→ Objective
Every entry that follows should be reproduced exactly.

[Data records]
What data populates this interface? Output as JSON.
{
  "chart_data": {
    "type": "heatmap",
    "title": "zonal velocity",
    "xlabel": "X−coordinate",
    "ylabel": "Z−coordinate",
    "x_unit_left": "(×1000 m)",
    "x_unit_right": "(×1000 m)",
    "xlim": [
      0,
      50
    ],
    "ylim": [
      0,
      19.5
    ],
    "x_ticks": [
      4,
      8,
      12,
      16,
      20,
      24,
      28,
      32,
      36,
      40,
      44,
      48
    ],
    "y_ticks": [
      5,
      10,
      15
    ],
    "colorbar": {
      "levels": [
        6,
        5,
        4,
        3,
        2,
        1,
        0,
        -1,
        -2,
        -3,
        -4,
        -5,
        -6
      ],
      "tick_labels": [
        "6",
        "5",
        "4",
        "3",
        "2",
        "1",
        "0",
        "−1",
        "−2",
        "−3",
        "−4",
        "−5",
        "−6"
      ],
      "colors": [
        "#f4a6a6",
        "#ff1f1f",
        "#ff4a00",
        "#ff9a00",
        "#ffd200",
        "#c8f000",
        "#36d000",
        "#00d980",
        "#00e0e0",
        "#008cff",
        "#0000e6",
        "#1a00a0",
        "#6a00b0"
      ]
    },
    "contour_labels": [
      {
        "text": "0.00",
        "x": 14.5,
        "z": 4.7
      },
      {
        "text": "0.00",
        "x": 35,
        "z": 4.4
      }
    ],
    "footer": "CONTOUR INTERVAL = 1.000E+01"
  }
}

→ Task response
What data populates this interface? Output as JSON.
{
  "chart_data": {
    "type": "heatmap",
    "title": "zonal velocity",
    "xlabel": "X−coordinate",
    "ylabel": "Z−coordinate",
    "x_unit_left": "(×1000 m)",
    "x_unit_right": "(×1000 m)",
    "xlim": [
      0,
      50
    ],
    "ylim": [
      0,
      19.5
    ],
    "x_ticks": [
      4,
      8,
      12,
      16,
      20,
      24,
      28,
      32,
      36,
      40,
      44,
      48
    ],
    "y_ticks": [
      5,
      10,
      15
    ],
    "colorbar": {
      "levels": [
        6,
        5,
        4,
        3,
        2,
        1,
        0,
        -1,
        -2,
        -3,
        -4,
        -5,
        -6
      ],
      "tick_labels": [
        "6",
        "5",
        "4",
        "3",
        "2",
        "1",
        "0",
        "−1",
        "−2",
        "−3",
        "−4",
        "−5",
        "−6"
      ],
      "colors": [
        "#f4a6a6",
        "#ff1f1f",
        "#ff4a00",
        "#ff9a00",
        "#ffd200",
        "#c8f000",
        "#36d000",
        "#00d980",
        "#00e0e0",
        "#008cff",
        "#0000e6",
        "#1a00a0",
        "#6a00b0"
      ]
    },
    "contour_labels": [
      {
        "text": "0.00",
        "x": 14.5,
        "z": 4.7
      },
      {
        "text": "0.00",
        "x": 35,
        "z": 4.4
      }
    ],
    "footer": "CONTOUR INTERVAL = 1.000E+01"
  }
}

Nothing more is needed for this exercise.